--- Given records ---

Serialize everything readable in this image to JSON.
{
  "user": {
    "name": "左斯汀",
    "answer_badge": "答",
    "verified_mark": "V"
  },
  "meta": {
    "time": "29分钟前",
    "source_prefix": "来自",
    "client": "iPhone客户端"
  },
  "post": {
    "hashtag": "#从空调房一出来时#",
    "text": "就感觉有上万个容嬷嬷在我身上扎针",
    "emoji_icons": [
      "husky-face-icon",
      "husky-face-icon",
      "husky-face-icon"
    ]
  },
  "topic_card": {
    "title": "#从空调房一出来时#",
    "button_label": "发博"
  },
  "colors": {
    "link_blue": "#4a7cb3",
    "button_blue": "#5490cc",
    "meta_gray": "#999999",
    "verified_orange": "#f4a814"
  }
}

---

# Problem requirements
Make an exact copy of every entry.

# Exercise output
Serialize everything readable in this image to JSON.
{
  "user": {
    "name": "左斯汀",
    "answer_badge": "答",
    "verified_mark": "V"
  },
  "meta": {
    "time": "29分钟前",
    "source_prefix": "来自",
    "client": "iPhone客户端"
  },
  "post": {
    "hashtag": "#从空调房一出来时#",
    "text": "就感觉有上万个容嬷嬷在我身上扎针",
    "emoji_icons": [
      "husky-face-icon",
      "husky-face-icon",
      "husky-face-icon"
    ]
  },
  "topic_card": {
    "title": "#从空调房一出来时#",
    "button_label": "发博"
  },
  "colors": {
    "link_blue": "#4a7cb3",
    "button_blue": "#5490cc",
    "meta_gray": "#999999",
    "verified_orange": "#f4a814"
  }
}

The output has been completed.